» Provided entries
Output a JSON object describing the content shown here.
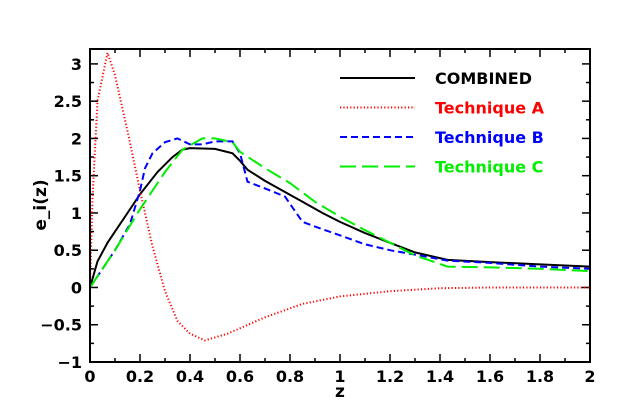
{
  "chart_data": {
    "type": "line",
    "title": "",
    "xlabel": "z",
    "ylabel": "e_i(z)",
    "xlim": [
      0,
      2
    ],
    "ylim": [
      -1,
      3.2
    ],
    "xticks": [
      "0",
      "0.2",
      "0.4",
      "0.6",
      "0.8",
      "1",
      "1.2",
      "1.4",
      "1.6",
      "1.8",
      "2"
    ],
    "xtick_values": [
      0,
      0.2,
      0.4,
      0.6,
      0.8,
      1,
      1.2,
      1.4,
      1.6,
      1.8,
      2
    ],
    "yticks": [
      "−1",
      "−0.5",
      "0",
      "0.5",
      "1",
      "1.5",
      "2",
      "2.5",
      "3"
    ],
    "ytick_values": [
      -1,
      -0.5,
      0,
      0.5,
      1,
      1.5,
      2,
      2.5,
      3
    ],
    "grid": false,
    "legend_position": "top-right",
    "series": [
      {
        "name": "COMBINED",
        "color": "#000000",
        "dash": "solid",
        "x": [
          0,
          0.03,
          0.07,
          0.1,
          0.15,
          0.2,
          0.27,
          0.33,
          0.37,
          0.4,
          0.5,
          0.57,
          0.6,
          0.63,
          0.7,
          0.77,
          0.85,
          0.93,
          1,
          1.1,
          1.2,
          1.3,
          1.43,
          1.6,
          1.8,
          2
        ],
        "y": [
          0,
          0.35,
          0.6,
          0.75,
          1.0,
          1.25,
          1.55,
          1.75,
          1.85,
          1.87,
          1.86,
          1.8,
          1.7,
          1.58,
          1.43,
          1.3,
          1.15,
          1.0,
          0.88,
          0.73,
          0.6,
          0.47,
          0.37,
          0.34,
          0.31,
          0.28
        ]
      },
      {
        "name": "Technique A",
        "color": "#ff0000",
        "dash": "dotted",
        "x": [
          0,
          0.01,
          0.03,
          0.07,
          0.1,
          0.15,
          0.2,
          0.25,
          0.3,
          0.35,
          0.4,
          0.46,
          0.55,
          0.7,
          0.85,
          1,
          1.2,
          1.4,
          1.6,
          2
        ],
        "y": [
          0,
          1.2,
          2.5,
          3.15,
          2.85,
          2.1,
          1.3,
          0.55,
          -0.05,
          -0.45,
          -0.62,
          -0.71,
          -0.62,
          -0.4,
          -0.22,
          -0.12,
          -0.05,
          -0.01,
          0,
          0
        ]
      },
      {
        "name": "Technique B",
        "color": "#0000ff",
        "dash": "short-dash",
        "x": [
          0,
          0.07,
          0.1,
          0.16,
          0.2,
          0.22,
          0.25,
          0.3,
          0.35,
          0.4,
          0.45,
          0.5,
          0.57,
          0.6,
          0.63,
          0.7,
          0.78,
          0.85,
          0.93,
          1,
          1.1,
          1.2,
          1.3,
          1.43,
          1.6,
          1.8,
          2
        ],
        "y": [
          0,
          0.35,
          0.5,
          0.85,
          1.3,
          1.6,
          1.8,
          1.95,
          2.0,
          1.92,
          1.92,
          1.96,
          1.96,
          1.8,
          1.42,
          1.33,
          1.22,
          0.88,
          0.78,
          0.7,
          0.58,
          0.5,
          0.44,
          0.36,
          0.33,
          0.28,
          0.25
        ]
      },
      {
        "name": "Technique C",
        "color": "#00ee00",
        "dash": "long-dash",
        "x": [
          0,
          0.1,
          0.2,
          0.3,
          0.37,
          0.45,
          0.5,
          0.57,
          0.6,
          0.7,
          0.8,
          0.9,
          1,
          1.1,
          1.2,
          1.3,
          1.43,
          1.6,
          1.8,
          2
        ],
        "y": [
          0,
          0.5,
          1.05,
          1.55,
          1.85,
          2.0,
          2.0,
          1.95,
          1.82,
          1.6,
          1.4,
          1.15,
          0.95,
          0.77,
          0.6,
          0.43,
          0.28,
          0.27,
          0.25,
          0.22
        ]
      }
    ]
  }
}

» Set exercise
Repeat all the records above exactly, leaving out any pictures.

» Result for this exercise
Output a JSON object describing the content shown here.
{
  "chart_data": {
    "type": "line",
    "title": "",
    "xlabel": "z",
    "ylabel": "e_i(z)",
    "xlim": [
      0,
      2
    ],
    "ylim": [
      -1,
      3.2
    ],
    "xticks": [
      "0",
      "0.2",
      "0.4",
      "0.6",
      "0.8",
      "1",
      "1.2",
      "1.4",
      "1.6",
      "1.8",
      "2"
    ],
    "xtick_values": [
      0,
      0.2,
      0.4,
      0.6,
      0.8,
      1,
      1.2,
      1.4,
      1.6,
      1.8,
      2
    ],
    "yticks": [
      "−1",
      "−0.5",
      "0",
      "0.5",
      "1",
      "1.5",
      "2",
      "2.5",
      "3"
    ],
    "ytick_values": [
      -1,
      -0.5,
      0,
      0.5,
      1,
      1.5,
      2,
      2.5,
      3
    ],
    "grid": false,
    "legend_position": "top-right",
    "series": [
      {
        "name": "COMBINED",
        "color": "#000000",
        "dash": "solid",
        "x": [
          0,
          0.03,
          0.07,
          0.1,
          0.15,
          0.2,
          0.27,
          0.33,
          0.37,
          0.4,
          0.5,
          0.57,
          0.6,
          0.63,
          0.7,
          0.77,
          0.85,
          0.93,
          1,
          1.1,
          1.2,
          1.3,
          1.43,
          1.6,
          1.8,
          2
        ],
        "y": [
          0,
          0.35,
          0.6,
          0.75,
          1.0,
          1.25,
          1.55,
          1.75,
          1.85,
          1.87,
          1.86,
          1.8,
          1.7,
          1.58,
          1.43,
          1.3,
          1.15,
          1.0,
          0.88,
          0.73,
          0.6,
          0.47,
          0.37,
          0.34,
          0.31,
          0.28
        ]
      },
      {
        "name": "Technique A",
        "color": "#ff0000",
        "dash": "dotted",
        "x": [
          0,
          0.01,
          0.03,
          0.07,
          0.1,
          0.15,
          0.2,
          0.25,
          0.3,
          0.35,
          0.4,
          0.46,
          0.55,
          0.7,
          0.85,
          1,
          1.2,
          1.4,
          1.6,
          2
        ],
        "y": [
          0,
          1.2,
          2.5,
          3.15,
          2.85,
          2.1,
          1.3,
          0.55,
          -0.05,
          -0.45,
          -0.62,
          -0.71,
          -0.62,
          -0.4,
          -0.22,
          -0.12,
          -0.05,
          -0.01,
          0,
          0
        ]
      },
      {
        "name": "Technique B",
        "color": "#0000ff",
        "dash": "short-dash",
        "x": [
          0,
          0.07,
          0.1,
          0.16,
          0.2,
          0.22,
          0.25,
          0.3,
          0.35,
          0.4,
          0.45,
          0.5,
          0.57,
          0.6,
          0.63,
          0.7,
          0.78,
          0.85,
          0.93,
          1,
          1.1,
          1.2,
          1.3,
          1.43,
          1.6,
          1.8,
          2
        ],
        "y": [
          0,
          0.35,
          0.5,
          0.85,
          1.3,
          1.6,
          1.8,
          1.95,
          2.0,
          1.92,
          1.92,
          1.96,
          1.96,
          1.8,
          1.42,
          1.33,
          1.22,
          0.88,
          0.78,
          0.7,
          0.58,
          0.5,
          0.44,
          0.36,
          0.33,
          0.28,
          0.25
        ]
      },
      {
        "name": "Technique C",
        "color": "#00ee00",
        "dash": "long-dash",
        "x": [
          0,
          0.1,
          0.2,
          0.3,
          0.37,
          0.45,
          0.5,
          0.57,
          0.6,
          0.7,
          0.8,
          0.9,
          1,
          1.1,
          1.2,
          1.3,
          1.43,
          1.6,
          1.8,
          2
        ],
        "y": [
          0,
          0.5,
          1.05,
          1.55,
          1.85,
          2.0,
          2.0,
          1.95,
          1.82,
          1.6,
          1.4,
          1.15,
          0.95,
          0.77,
          0.6,
          0.43,
          0.28,
          0.27,
          0.25,
          0.22
        ]
      }
    ]
  }
}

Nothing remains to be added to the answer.